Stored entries
|---|
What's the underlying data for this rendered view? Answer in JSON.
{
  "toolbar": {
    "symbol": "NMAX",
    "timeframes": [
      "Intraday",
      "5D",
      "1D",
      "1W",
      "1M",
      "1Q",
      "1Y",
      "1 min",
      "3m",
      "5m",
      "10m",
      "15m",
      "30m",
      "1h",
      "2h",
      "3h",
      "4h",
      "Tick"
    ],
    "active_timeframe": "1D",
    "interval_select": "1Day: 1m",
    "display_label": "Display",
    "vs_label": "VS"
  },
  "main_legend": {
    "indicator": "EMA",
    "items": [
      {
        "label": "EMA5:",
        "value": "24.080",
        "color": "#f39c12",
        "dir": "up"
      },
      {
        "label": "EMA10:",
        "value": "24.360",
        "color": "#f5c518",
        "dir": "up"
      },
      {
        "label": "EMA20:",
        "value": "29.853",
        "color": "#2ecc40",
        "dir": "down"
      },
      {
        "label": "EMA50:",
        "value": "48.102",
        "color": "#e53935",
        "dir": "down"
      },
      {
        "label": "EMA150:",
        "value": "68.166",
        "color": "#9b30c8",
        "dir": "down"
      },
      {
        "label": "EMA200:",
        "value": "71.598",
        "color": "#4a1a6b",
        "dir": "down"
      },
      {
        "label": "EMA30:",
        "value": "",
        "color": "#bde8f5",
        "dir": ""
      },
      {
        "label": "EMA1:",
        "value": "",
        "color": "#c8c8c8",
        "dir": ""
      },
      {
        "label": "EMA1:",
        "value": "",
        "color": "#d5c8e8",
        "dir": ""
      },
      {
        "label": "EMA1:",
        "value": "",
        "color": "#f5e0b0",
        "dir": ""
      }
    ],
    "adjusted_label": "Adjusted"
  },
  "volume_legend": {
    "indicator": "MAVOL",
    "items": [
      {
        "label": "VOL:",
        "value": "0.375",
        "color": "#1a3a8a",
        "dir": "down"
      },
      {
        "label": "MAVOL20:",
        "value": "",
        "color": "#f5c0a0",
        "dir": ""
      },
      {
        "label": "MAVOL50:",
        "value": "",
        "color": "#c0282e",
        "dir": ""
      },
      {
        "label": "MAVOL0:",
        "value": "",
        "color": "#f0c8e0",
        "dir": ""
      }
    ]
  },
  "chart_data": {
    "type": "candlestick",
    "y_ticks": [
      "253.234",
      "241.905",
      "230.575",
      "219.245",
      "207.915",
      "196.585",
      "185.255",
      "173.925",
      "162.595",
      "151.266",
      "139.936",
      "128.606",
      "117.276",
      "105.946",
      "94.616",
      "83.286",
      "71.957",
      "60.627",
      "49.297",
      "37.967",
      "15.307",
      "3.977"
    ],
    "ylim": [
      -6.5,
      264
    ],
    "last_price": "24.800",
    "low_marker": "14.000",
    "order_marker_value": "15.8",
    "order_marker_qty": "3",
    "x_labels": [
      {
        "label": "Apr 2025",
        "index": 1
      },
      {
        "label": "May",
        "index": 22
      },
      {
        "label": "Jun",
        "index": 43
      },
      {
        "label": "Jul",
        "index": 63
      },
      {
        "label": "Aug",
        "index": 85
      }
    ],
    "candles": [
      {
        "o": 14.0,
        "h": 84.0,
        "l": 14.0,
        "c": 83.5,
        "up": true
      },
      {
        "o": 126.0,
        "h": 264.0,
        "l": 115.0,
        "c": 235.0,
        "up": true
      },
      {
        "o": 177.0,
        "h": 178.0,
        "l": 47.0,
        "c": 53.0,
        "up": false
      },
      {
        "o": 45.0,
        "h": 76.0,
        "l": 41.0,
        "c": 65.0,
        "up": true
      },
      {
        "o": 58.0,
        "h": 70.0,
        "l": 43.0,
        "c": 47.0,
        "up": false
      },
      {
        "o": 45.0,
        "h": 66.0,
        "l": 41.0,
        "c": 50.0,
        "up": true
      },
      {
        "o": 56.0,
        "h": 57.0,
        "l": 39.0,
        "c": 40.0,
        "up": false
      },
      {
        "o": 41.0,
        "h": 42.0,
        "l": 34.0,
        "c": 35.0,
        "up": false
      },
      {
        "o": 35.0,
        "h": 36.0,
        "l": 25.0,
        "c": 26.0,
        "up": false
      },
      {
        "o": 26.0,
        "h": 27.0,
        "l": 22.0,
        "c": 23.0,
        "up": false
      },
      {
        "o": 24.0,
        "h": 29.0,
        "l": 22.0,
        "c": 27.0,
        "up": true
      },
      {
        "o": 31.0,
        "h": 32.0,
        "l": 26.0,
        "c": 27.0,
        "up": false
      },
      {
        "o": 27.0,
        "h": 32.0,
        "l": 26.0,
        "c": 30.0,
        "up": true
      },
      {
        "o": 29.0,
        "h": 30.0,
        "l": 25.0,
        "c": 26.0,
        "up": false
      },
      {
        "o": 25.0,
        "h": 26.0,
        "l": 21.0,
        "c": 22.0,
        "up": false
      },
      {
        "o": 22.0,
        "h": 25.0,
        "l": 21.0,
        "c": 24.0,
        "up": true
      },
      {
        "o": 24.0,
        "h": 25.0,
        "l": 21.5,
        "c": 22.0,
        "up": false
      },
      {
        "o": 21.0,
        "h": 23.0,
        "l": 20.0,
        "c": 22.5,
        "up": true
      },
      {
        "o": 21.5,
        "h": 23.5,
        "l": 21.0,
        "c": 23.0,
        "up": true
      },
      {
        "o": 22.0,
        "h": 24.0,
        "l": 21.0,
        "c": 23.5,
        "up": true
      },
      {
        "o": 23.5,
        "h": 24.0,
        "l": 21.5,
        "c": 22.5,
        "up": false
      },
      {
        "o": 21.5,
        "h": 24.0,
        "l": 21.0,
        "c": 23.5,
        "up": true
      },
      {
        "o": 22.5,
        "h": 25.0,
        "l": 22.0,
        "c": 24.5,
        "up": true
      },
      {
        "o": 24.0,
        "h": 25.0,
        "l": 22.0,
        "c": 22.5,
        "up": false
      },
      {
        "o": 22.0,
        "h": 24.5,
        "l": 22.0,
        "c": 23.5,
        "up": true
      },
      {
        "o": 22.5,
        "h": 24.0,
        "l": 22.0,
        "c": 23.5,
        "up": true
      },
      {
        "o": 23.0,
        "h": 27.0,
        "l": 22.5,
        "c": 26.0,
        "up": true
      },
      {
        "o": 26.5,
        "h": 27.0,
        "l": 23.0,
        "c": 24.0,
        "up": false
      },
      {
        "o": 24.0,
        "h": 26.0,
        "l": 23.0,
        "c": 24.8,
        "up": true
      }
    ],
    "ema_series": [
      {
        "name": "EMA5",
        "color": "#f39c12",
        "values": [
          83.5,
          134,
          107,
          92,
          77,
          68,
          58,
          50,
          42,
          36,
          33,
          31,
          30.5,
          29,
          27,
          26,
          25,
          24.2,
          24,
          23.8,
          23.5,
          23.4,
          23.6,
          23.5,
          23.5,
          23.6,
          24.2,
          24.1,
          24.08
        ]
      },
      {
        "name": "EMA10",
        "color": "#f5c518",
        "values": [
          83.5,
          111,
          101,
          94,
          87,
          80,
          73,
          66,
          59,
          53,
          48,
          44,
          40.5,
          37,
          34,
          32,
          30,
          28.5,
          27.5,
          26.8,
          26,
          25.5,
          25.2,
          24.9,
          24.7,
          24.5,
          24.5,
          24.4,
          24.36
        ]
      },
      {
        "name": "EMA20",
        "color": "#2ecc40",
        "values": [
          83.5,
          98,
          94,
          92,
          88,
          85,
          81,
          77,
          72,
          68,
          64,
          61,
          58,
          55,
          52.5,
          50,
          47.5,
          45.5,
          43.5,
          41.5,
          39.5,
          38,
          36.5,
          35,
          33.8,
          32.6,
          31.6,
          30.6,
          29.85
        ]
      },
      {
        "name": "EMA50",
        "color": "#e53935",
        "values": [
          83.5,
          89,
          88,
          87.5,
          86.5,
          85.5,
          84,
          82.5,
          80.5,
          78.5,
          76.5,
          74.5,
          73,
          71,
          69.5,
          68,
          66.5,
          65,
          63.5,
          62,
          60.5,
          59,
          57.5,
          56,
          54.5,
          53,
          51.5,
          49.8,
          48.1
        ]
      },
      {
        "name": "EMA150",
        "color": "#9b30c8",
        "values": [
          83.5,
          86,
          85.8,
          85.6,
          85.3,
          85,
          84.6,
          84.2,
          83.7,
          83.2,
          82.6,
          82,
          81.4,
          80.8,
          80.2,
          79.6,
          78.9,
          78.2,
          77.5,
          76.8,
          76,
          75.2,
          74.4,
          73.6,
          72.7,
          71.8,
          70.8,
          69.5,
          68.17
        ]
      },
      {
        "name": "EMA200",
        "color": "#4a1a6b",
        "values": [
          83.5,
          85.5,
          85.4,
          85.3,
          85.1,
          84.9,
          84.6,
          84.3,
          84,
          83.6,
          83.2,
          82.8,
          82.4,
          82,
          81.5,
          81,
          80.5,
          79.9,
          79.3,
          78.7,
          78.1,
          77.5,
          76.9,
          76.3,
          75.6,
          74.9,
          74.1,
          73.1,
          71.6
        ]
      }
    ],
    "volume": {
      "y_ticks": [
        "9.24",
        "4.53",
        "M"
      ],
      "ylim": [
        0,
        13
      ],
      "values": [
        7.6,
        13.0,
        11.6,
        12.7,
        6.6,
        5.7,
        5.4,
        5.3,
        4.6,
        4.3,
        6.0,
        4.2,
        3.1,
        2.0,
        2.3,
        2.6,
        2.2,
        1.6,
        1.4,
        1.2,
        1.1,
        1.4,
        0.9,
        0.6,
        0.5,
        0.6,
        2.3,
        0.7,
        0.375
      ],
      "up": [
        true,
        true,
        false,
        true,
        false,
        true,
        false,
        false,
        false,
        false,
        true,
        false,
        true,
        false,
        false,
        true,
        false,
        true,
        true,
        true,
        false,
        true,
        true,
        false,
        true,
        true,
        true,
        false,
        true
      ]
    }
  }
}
|---|
DIRECTIONS FOR THIS TASK
From the listing above, copy out each line where the word "name" appears.

EXERCISE RESULT
        "name": "EMA5",
        "name": "EMA10",
        "name": "EMA20",
        "name": "EMA50",
        "name": "EMA150",
        "name": "EMA200",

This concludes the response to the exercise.